The task :: Search the data for the word "Leiterbemessungsstrom" and copy every line where it occurs.

::::::

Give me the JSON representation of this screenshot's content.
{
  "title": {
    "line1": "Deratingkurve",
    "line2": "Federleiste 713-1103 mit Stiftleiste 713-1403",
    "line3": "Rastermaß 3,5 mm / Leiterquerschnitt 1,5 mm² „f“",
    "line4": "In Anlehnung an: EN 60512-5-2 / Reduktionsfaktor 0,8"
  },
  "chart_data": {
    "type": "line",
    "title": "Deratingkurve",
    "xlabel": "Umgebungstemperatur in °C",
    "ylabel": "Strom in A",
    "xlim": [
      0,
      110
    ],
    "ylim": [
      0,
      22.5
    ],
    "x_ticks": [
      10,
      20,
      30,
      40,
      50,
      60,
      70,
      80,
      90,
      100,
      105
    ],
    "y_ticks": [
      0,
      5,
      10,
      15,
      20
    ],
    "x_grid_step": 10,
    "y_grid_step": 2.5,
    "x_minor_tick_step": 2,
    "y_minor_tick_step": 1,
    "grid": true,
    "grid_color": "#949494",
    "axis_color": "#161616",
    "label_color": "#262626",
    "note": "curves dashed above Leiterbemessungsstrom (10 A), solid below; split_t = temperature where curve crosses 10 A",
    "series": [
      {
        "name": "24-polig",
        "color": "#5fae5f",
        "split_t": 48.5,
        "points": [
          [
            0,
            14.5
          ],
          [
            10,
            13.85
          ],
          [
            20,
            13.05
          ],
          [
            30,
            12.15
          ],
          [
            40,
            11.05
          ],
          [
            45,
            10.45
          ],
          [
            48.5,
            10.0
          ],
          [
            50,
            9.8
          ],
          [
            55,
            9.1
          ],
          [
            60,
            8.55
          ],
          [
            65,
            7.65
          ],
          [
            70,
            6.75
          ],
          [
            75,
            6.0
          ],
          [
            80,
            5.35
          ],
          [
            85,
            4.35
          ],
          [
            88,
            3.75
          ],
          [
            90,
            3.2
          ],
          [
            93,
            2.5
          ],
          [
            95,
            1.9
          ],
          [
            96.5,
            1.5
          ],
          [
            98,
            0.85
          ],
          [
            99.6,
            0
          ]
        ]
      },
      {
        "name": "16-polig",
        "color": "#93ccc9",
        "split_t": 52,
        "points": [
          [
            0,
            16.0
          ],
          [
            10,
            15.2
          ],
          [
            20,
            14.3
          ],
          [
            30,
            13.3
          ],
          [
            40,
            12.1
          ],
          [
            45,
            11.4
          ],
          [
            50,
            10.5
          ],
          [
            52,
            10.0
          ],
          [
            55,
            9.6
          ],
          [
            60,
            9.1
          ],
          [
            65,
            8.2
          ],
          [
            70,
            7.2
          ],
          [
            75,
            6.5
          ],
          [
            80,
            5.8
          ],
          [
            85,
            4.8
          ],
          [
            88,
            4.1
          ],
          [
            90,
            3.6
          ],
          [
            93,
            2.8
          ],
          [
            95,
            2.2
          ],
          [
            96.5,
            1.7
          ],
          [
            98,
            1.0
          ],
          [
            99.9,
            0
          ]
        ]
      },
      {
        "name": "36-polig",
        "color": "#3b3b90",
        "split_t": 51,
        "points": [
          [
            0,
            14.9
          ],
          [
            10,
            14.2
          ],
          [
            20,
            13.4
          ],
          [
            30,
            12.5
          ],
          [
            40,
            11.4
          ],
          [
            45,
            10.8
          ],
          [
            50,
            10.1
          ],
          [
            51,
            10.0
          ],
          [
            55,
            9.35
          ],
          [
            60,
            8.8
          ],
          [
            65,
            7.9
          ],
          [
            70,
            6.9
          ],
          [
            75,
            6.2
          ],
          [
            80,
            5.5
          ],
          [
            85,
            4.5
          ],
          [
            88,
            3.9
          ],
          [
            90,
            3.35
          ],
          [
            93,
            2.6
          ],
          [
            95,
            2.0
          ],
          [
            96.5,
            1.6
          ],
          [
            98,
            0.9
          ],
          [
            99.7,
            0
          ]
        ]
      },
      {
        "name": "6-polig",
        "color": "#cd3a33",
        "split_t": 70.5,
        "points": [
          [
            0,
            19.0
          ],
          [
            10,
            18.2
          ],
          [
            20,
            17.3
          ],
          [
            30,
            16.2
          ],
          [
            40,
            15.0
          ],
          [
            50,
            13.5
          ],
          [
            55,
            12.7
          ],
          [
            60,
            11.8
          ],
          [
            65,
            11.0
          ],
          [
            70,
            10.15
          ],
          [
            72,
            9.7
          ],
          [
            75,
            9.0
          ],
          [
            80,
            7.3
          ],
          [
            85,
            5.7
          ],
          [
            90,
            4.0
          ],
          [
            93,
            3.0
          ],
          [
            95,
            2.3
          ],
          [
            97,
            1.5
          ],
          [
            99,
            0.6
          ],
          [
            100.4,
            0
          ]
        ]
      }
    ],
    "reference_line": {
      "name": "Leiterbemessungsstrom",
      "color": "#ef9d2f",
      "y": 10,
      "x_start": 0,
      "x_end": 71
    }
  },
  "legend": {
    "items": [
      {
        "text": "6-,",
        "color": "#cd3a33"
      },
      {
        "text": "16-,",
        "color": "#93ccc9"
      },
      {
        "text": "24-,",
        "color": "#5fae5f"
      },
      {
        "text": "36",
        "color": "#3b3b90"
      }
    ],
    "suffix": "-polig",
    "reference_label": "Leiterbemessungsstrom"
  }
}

::::::

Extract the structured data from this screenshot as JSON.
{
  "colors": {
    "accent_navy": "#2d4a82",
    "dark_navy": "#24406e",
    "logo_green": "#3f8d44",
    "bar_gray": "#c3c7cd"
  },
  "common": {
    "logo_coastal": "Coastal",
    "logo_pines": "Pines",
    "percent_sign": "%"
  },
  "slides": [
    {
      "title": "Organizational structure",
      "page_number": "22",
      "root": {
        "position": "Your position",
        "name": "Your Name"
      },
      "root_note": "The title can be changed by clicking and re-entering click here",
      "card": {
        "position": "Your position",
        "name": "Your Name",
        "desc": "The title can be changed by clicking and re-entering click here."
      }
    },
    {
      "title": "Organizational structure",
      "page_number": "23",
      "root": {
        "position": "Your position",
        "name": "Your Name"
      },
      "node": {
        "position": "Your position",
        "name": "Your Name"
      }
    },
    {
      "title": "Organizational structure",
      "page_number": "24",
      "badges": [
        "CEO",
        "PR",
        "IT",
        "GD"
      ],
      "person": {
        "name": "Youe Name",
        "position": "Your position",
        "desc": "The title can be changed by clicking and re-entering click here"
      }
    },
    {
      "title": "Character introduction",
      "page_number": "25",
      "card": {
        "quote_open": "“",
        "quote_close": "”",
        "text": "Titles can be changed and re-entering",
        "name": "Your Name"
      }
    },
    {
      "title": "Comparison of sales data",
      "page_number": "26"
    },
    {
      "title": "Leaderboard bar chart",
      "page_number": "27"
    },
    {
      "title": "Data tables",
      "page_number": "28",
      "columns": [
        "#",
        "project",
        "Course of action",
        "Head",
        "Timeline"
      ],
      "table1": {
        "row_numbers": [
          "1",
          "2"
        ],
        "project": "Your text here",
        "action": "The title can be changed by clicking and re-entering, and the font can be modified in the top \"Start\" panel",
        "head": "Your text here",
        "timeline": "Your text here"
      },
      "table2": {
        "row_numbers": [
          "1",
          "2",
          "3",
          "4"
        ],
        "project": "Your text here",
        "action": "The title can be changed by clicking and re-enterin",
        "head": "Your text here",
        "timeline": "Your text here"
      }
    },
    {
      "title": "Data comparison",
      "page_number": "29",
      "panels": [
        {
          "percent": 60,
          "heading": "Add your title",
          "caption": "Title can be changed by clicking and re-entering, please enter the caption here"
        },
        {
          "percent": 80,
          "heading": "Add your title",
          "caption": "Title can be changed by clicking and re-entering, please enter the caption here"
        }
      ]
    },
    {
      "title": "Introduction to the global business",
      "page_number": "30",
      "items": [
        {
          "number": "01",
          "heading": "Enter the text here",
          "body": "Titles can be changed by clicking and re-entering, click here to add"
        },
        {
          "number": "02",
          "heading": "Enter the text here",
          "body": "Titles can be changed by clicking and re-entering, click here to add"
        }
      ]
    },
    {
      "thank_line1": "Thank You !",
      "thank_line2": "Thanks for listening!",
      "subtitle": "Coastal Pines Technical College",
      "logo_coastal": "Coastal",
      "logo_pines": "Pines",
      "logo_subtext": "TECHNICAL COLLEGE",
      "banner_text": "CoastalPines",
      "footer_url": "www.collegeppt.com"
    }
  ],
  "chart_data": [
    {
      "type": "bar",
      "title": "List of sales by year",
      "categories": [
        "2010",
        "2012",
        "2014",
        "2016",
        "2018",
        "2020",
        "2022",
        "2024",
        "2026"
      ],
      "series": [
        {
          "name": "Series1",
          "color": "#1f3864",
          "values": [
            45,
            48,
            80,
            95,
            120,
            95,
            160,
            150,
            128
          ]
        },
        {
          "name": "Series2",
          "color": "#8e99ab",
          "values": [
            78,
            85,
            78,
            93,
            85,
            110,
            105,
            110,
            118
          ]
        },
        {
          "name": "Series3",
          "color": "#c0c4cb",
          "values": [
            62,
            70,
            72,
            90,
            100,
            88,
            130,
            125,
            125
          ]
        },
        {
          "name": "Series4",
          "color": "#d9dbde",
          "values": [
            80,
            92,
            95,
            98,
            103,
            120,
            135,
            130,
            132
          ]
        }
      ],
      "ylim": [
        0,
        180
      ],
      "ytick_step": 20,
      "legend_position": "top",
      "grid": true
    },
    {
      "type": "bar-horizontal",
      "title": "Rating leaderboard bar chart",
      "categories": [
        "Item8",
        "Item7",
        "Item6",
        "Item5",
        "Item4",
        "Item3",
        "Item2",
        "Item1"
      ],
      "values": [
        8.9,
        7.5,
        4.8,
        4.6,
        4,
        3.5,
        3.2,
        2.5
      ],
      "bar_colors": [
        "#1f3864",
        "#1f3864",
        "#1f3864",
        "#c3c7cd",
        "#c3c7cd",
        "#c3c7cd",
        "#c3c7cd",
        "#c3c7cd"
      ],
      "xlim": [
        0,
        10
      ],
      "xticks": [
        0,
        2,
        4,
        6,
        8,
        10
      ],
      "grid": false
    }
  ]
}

::::::

Answer to this exercise ::
    "note": "curves dashed above Leiterbemessungsstrom (10 A), solid below; split_t = temperature where curve crosses 10 A",
      "name": "Leiterbemessungsstrom",
    "reference_label": "Leiterbemessungsstrom"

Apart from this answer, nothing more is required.